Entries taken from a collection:
▼▼▼
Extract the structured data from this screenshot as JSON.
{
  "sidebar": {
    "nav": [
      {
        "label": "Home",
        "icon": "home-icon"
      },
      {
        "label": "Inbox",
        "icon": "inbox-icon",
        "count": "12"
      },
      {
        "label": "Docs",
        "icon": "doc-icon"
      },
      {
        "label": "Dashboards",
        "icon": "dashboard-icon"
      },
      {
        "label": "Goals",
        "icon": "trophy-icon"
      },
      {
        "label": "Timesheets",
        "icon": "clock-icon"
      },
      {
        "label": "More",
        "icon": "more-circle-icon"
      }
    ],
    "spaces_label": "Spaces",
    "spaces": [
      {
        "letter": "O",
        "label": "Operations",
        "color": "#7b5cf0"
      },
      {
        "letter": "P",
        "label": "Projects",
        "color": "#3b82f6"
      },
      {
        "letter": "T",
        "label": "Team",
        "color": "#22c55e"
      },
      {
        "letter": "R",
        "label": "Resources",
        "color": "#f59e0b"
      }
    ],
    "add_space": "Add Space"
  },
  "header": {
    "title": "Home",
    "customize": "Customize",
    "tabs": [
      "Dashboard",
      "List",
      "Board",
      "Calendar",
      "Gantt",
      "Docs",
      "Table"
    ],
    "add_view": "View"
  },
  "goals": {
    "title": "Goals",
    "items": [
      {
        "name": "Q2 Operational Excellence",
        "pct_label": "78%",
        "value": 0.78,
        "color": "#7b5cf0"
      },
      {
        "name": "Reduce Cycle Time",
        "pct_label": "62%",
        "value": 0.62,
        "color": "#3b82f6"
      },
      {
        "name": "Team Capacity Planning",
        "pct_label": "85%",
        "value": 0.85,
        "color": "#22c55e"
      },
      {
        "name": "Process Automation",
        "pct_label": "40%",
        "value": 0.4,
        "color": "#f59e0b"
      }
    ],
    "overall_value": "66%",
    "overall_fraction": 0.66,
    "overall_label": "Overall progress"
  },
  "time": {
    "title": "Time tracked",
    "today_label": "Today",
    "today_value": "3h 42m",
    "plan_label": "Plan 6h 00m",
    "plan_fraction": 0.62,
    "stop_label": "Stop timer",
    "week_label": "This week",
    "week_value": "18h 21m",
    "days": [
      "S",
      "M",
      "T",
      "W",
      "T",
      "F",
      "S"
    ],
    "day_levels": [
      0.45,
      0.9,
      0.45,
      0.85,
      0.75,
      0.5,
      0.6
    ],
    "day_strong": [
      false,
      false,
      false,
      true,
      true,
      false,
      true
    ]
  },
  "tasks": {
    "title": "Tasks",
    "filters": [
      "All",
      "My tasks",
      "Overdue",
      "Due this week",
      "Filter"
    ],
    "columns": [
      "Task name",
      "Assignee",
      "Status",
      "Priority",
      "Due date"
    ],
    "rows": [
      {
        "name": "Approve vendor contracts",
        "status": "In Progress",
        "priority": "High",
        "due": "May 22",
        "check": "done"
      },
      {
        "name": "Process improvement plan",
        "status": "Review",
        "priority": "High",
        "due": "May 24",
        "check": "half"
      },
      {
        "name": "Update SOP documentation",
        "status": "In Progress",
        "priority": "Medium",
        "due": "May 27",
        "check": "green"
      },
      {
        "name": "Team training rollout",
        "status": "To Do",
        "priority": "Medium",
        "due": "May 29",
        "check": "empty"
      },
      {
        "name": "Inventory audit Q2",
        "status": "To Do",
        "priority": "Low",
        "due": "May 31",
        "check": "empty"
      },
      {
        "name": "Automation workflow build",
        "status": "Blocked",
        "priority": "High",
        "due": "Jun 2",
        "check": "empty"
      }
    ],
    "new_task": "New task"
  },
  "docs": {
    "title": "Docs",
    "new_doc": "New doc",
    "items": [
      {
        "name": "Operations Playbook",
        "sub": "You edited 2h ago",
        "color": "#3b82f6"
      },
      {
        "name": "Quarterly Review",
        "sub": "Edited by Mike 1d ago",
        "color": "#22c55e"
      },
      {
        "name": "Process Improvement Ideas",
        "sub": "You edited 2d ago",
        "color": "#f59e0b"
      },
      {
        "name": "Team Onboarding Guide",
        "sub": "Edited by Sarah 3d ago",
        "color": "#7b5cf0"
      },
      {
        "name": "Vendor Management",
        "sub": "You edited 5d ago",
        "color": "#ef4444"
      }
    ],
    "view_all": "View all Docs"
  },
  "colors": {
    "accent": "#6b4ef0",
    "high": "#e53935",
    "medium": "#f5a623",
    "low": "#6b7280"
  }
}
▲▲▲
Write the entries again, exactly as they stand.

Extract the structured data from this screenshot as JSON.
{
  "sidebar": {
    "nav": [
      {
        "label": "Home",
        "icon": "home-icon"
      },
      {
        "label": "Inbox",
        "icon": "inbox-icon",
        "count": "12"
      },
      {
        "label": "Docs",
        "icon": "doc-icon"
      },
      {
        "label": "Dashboards",
        "icon": "dashboard-icon"
      },
      {
        "label": "Goals",
        "icon": "trophy-icon"
      },
      {
        "label": "Timesheets",
        "icon": "clock-icon"
      },
      {
        "label": "More",
        "icon": "more-circle-icon"
      }
    ],
    "spaces_label": "Spaces",
    "spaces": [
      {
        "letter": "O",
        "label": "Operations",
        "color": "#7b5cf0"
      },
      {
        "letter": "P",
        "label": "Projects",
        "color": "#3b82f6"
      },
      {
        "letter": "T",
        "label": "Team",
        "color": "#22c55e"
      },
      {
        "letter": "R",
        "label": "Resources",
        "color": "#f59e0b"
      }
    ],
    "add_space": "Add Space"
  },
  "header": {
    "title": "Home",
    "customize": "Customize",
    "tabs": [
      "Dashboard",
      "List",
      "Board",
      "Calendar",
      "Gantt",
      "Docs",
      "Table"
    ],
    "add_view": "View"
  },
  "goals": {
    "title": "Goals",
    "items": [
      {
        "name": "Q2 Operational Excellence",
        "pct_label": "78%",
        "value": 0.78,
        "color": "#7b5cf0"
      },
      {
        "name": "Reduce Cycle Time",
        "pct_label": "62%",
        "value": 0.62,
        "color": "#3b82f6"
      },
      {
        "name": "Team Capacity Planning",
        "pct_label": "85%",
        "value": 0.85,
        "color": "#22c55e"
      },
      {
        "name": "Process Automation",
        "pct_label": "40%",
        "value": 0.4,
        "color": "#f59e0b"
      }
    ],
    "overall_value": "66%",
    "overall_fraction": 0.66,
    "overall_label": "Overall progress"
  },
  "time": {
    "title": "Time tracked",
    "today_label": "Today",
    "today_value": "3h 42m",
    "plan_label": "Plan 6h 00m",
    "plan_fraction": 0.62,
    "stop_label": "Stop timer",
    "week_label": "This week",
    "week_value": "18h 21m",
    "days": [
      "S",
      "M",
      "T",
      "W",
      "T",
      "F",
      "S"
    ],
    "day_levels": [
      0.45,
      0.9,
      0.45,
      0.85,
      0.75,
      0.5,
      0.6
    ],
    "day_strong": [
      false,
      false,
      false,
      true,
      true,
      false,
      true
    ]
  },
  "tasks": {
    "title": "Tasks",
    "filters": [
      "All",
      "My tasks",
      "Overdue",
      "Due this week",
      "Filter"
    ],
    "columns": [
      "Task name",
      "Assignee",
      "Status",
      "Priority",
      "Due date"
    ],
    "rows": [
      {
        "name": "Approve vendor contracts",
        "status": "In Progress",
        "priority": "High",
        "due": "May 22",
        "check": "done"
      },
      {
        "name": "Process improvement plan",
        "status": "Review",
        "priority": "High",
        "due": "May 24",
        "check": "half"
      },
      {
        "name": "Update SOP documentation",
        "status": "In Progress",
        "priority": "Medium",
        "due": "May 27",
        "check": "green"
      },
      {
        "name": "Team training rollout",
        "status": "To Do",
        "priority": "Medium",
        "due": "May 29",
        "check": "empty"
      },
      {
        "name": "Inventory audit Q2",
        "status": "To Do",
        "priority": "Low",
        "due": "May 31",
        "check": "empty"
      },
      {
        "name": "Automation workflow build",
        "status": "Blocked",
        "priority": "High",
        "due": "Jun 2",
        "check": "empty"
      }
    ],
    "new_task": "New task"
  },
  "docs": {
    "title": "Docs",
    "new_doc": "New doc",
    "items": [
      {
        "name": "Operations Playbook",
        "sub": "You edited 2h ago",
        "color": "#3b82f6"
      },
      {
        "name": "Quarterly Review",
        "sub": "Edited by Mike 1d ago",
        "color": "#22c55e"
      },
      {
        "name": "Process Improvement Ideas",
        "sub": "You edited 2d ago",
        "color": "#f59e0b"
      },
      {
        "name": "Team Onboarding Guide",
        "sub": "Edited by Sarah 3d ago",
        "color": "#7b5cf0"
      },
      {
        "name": "Vendor Management",
        "sub": "You edited 5d ago",
        "color": "#ef4444"
      }
    ],
    "view_all": "View all Docs"
  },
  "colors": {
    "accent": "#6b4ef0",
    "high": "#e53935",
    "medium": "#f5a623",
    "low": "#6b7280"
  }
}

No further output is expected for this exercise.